To be done
Find the word "value" in the material below and gather every line that contains it.

** Start Provided records **

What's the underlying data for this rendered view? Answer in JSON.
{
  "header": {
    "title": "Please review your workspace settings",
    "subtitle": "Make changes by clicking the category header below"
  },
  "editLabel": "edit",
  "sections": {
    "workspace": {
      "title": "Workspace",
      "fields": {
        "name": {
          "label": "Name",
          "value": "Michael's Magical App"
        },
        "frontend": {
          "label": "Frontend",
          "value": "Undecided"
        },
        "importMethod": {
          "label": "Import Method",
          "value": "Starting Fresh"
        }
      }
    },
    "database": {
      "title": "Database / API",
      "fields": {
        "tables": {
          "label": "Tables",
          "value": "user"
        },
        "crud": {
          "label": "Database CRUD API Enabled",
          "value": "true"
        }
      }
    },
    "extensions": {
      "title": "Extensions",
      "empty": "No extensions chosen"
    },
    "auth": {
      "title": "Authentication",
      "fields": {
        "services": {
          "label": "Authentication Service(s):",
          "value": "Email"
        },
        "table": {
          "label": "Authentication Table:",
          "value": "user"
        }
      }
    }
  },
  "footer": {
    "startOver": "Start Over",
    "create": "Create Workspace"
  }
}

** End Provided records **
** Start Provided records **

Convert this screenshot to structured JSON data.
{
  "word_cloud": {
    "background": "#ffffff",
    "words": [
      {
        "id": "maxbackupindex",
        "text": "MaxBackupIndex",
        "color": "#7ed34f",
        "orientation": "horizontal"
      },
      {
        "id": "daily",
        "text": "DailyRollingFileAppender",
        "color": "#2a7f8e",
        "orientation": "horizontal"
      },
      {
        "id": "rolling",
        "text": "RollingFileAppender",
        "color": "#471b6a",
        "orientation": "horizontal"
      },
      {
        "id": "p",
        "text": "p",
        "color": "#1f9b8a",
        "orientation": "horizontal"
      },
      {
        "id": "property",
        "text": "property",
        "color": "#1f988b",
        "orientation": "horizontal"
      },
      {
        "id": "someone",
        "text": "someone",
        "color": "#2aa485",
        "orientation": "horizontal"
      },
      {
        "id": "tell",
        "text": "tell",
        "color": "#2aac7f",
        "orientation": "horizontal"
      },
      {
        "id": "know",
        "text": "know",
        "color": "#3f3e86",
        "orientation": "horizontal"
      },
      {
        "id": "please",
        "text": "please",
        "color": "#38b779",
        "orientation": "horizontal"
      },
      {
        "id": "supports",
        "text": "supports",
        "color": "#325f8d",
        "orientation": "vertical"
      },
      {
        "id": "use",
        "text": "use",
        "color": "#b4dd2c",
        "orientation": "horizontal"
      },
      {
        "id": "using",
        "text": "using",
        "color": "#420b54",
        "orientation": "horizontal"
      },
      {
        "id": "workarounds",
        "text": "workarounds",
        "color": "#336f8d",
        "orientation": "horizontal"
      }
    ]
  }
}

** End Provided records **

Task output
          "value": "Michael's Magical App"
          "value": "Undecided"
          "value": "Starting Fresh"
          "value": "user"
          "value": "true"
          "value": "Email"
          "value": "user"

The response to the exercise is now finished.